Excerpted passage
————————
Even if this were not the case — for example, if an intermediary was chosen to hold the paper — Bob would still not be forced to complete the work. He would merely have to face the consequences of his “theft”. The outcome would, at most, be the same as if a contractual performance bond had been required beyond Bob’s ability to pay. For that matter, if he would not agree to a bond of $50,000, which he presumably could pay, then why would he agree to an even larger bond that he couldn’t pay?

Blah June 22, 2007 at 1:19 pm

But even if the defaulting debtor is not able to pay, he has still stolen the property of the creditor by not making his agreed-upon delivery of the creditor’s property.

So, what Rothbard is saying is that an individual could sign away all of their future income, and the creditor is the only one who could free that individual from their obligation. To me, that is basically slavery, but I know that the counter-argument is that property is alienable.

I guess my question is, if someone agrees to be bound by some unreasonable debt – let’s say, an interest rate that over time ultimately means they owe the creditor many times more than the individual is likely to earn in their lifetime – is there anything, except the creditor’s forgiveness, that could save the individual? I have no problem with an individual having to hand over everything he currently owns, but having to hand over all future income kind of scares me.

Kevin B. June 22, 2007 at 2:03 pm

Blah: “So, what Rothbard is saying is that an individual could sign away all of their future income, and the creditor is the only one who could free that individual from their obligation. To me, that is basically slavery, but I know that the counter-argument is that property is alienable.”
————————
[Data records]
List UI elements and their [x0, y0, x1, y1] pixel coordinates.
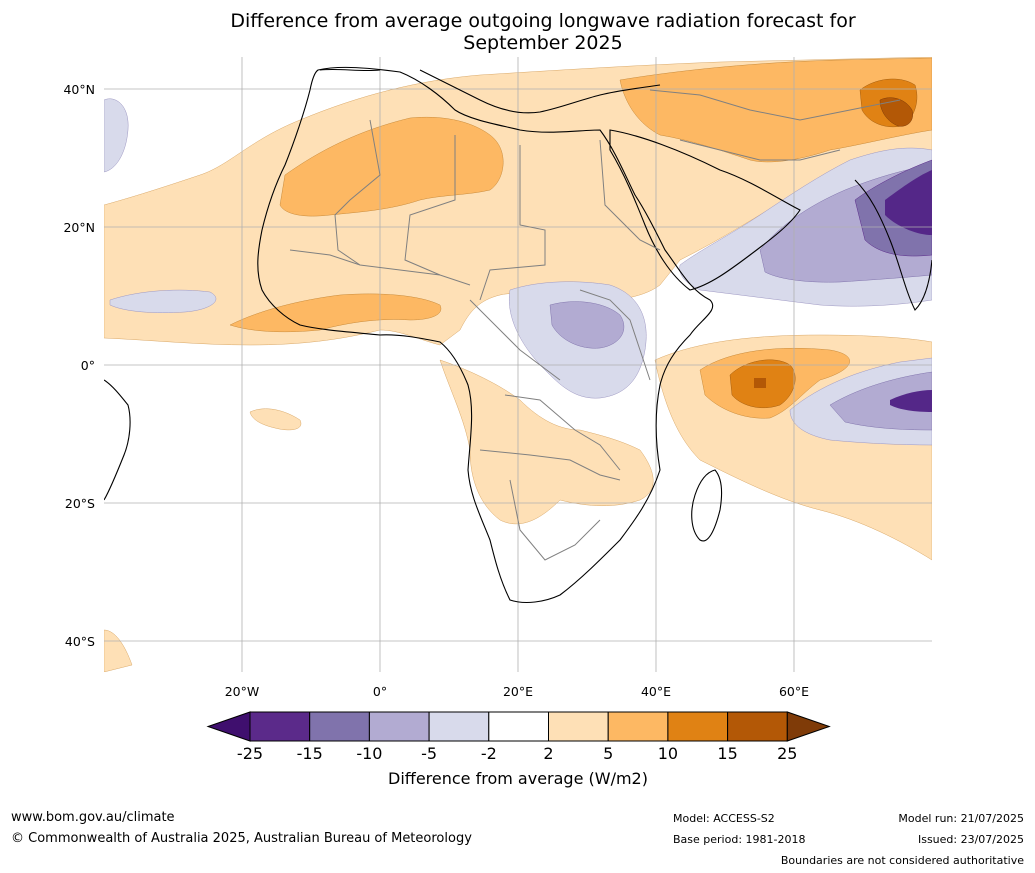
colorbar-extend-high — [786, 711, 831, 742]
colorbar-segment — [548, 711, 609, 742]
colorbar-tick-label: 15 — [717, 744, 738, 763]
lat-label-20n: 20°N — [63, 220, 95, 235]
footer-copyright: © Commonwealth of Australia 2025, Austra… — [11, 831, 472, 846]
anomaly-brown-indian-ocean — [754, 378, 766, 388]
graticule — [104, 57, 932, 672]
country-borders — [289, 89, 901, 561]
footer-base-period: Base period: 1981-2018 — [673, 833, 806, 846]
lon-label-20w: 20°W — [224, 684, 260, 699]
title-line-1: Difference from average outgoing longwav… — [230, 10, 856, 32]
africa-coastline — [257, 66, 714, 604]
lat-label-20s: 20°S — [64, 496, 95, 511]
colorbar-tick-label: -15 — [296, 744, 323, 763]
anomaly-dark-purple-east-indian-ocean — [890, 390, 932, 412]
lon-label-60e: 60°E — [778, 684, 810, 699]
colorbar-segment — [249, 711, 311, 742]
anomaly-medium-purple-central-africa — [549, 301, 625, 349]
anomaly-light-purple-atlantic — [109, 289, 217, 313]
lat-label-40s: 40°S — [64, 634, 95, 649]
lon-label-0: 0° — [372, 684, 388, 699]
colorbar-tick-label: 10 — [657, 744, 679, 763]
olr-anomaly-map — [104, 57, 932, 672]
colorbar-tick-label: -25 — [236, 744, 264, 763]
colorbar-segment — [667, 711, 729, 742]
footer-issued: Issued: 23/07/2025 — [917, 833, 1024, 846]
colorbar-tick-label: 2 — [543, 744, 554, 763]
colorbar-segment — [428, 711, 490, 742]
title-line-2: September 2025 — [463, 32, 623, 54]
colorbar-tick-label: -10 — [356, 744, 383, 763]
colorbar-tick-label: -2 — [480, 744, 497, 763]
anomaly-orange-middle-east — [619, 57, 932, 163]
colorbar-tick-label: 5 — [603, 744, 614, 763]
colorbar-segment — [607, 711, 669, 742]
anomaly-light-orange-sw-patch — [104, 629, 133, 672]
colorbar-extend-low — [206, 711, 251, 742]
colorbar-tick-label: 25 — [777, 744, 798, 763]
map-title: Difference from average outgoing longwav… — [0, 10, 1035, 54]
anomaly-orange-west-africa — [229, 293, 442, 333]
south-america-coastline — [104, 379, 131, 501]
footer-website: www.bom.gov.au/climate — [11, 810, 175, 825]
colorbar-segment — [309, 711, 370, 742]
footer-model: Model: ACCESS-S2 — [673, 812, 775, 825]
lat-label-0: 0° — [80, 358, 95, 373]
colorbar-segment — [488, 711, 549, 742]
india-coastline — [854, 179, 932, 311]
anomaly-medium-purple-east-indian-ocean — [829, 371, 932, 431]
footer-model-run: Model run: 21/07/2025 — [898, 812, 1024, 825]
anomaly-light-purple-nw-atlantic — [104, 98, 129, 173]
arabian-peninsula-coastline — [609, 129, 801, 291]
colorbar-segment — [368, 711, 430, 742]
madagascar-coastline — [691, 469, 723, 542]
europe-coastline — [319, 68, 661, 114]
coastlines — [104, 66, 932, 604]
anomaly-light-orange-south-africa — [439, 359, 654, 525]
lat-label-40n: 40°N — [63, 82, 95, 97]
colorbar-segment — [727, 711, 788, 742]
colorbar-tick-label: -5 — [421, 744, 438, 763]
anomaly-brown-central-asia — [879, 97, 913, 127]
anomaly-dark-purple-bay-of-bengal — [885, 170, 932, 235]
anomaly-orange-sahara — [279, 116, 504, 217]
lon-label-40e: 40°E — [640, 684, 672, 699]
lon-label-20e: 20°E — [502, 684, 534, 699]
colorbar-title: Difference from average (W/m2) — [388, 769, 648, 788]
footer-disclaimer: Boundaries are not considered authoritat… — [780, 854, 1024, 867]
anomaly-light-orange-atlantic-patch — [249, 408, 302, 431]
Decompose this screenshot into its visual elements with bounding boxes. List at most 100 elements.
————————
Task requirements
a – In the comment discussion on debt and Rothbard, set down word for word the part that opens with the words containing "Blah June 22, 2007" and closes with "the creditor’s property.".
b – Translate this sentence from the comment discussion on debt and Rothbard into Spanish: "To me, that is basically slavery, but I know that the counter-argument is that property is alienable."
c – Extend the comment discussion on debt and Rothbard, picking up after its last line.

Outputs in order
a –
Blah June 22, 2007 at 1:19 pm

But even if the defaulting debtor is not able to pay, he has still stolen the property of the creditor by not making his agreed-upon delivery of the creditor’s property.

b – Para mí, eso es básicamente esclavitud, pero sé que el contraargumento es que la propiedad es enajenable.

c –
Baboons do not have property rights. By “individual,” you are referring to baboons, correct?

Jesse June 22, 2007 at 2:38 pm

“I guess my question is, if someone agrees to be bound by some unreasonable debt … is there anything, except the creditor’s forgiveness, that could save the individual?”

Basically, no — and that’s a good thing. The (potential) debtor always has the option of not agreeing to “unreasonable” debt. By refusing to enforce their agreement to repay you would eliminate their ability to accept such terms when they believe it to be in their own best interest. Such circumstances are rare, but not difficult to imagine; what parent, for example, would not choose a lifetime of indentured servitude in exchange for significant financial assistance necessary to save the life of one of their children?

Kevin B. June 22, 2007 at 3:08 pm

Jesse: “…a lifetime of indentured servitude in exchange for significant financial assistance necessary to save the life of one of their children”

I apologize, Blah, for my lack of imagination.

“By refusing to enforce their agreement to repay you would eliminate their ability to accept such terms when they believe it to be in their own best interest.”

How true.

Alex MacMillan June 22, 2007 at 3:19 pm

Unfortunately, Kevin, there are lots of your “baboons” around, transacting here and there with non-baboons. Non-baboons have a greater knowledge and ability to gain from transactions with baboons than baboons have to gain from transactions with non-baboons. Should we never care about stupid baboons? I guess the libertarian response is that baboons should be left on their own to transact with non-baboons, otherwise we’ll simply end up with more baboons. I usually agree with this position but sometimes find it a little unsettling.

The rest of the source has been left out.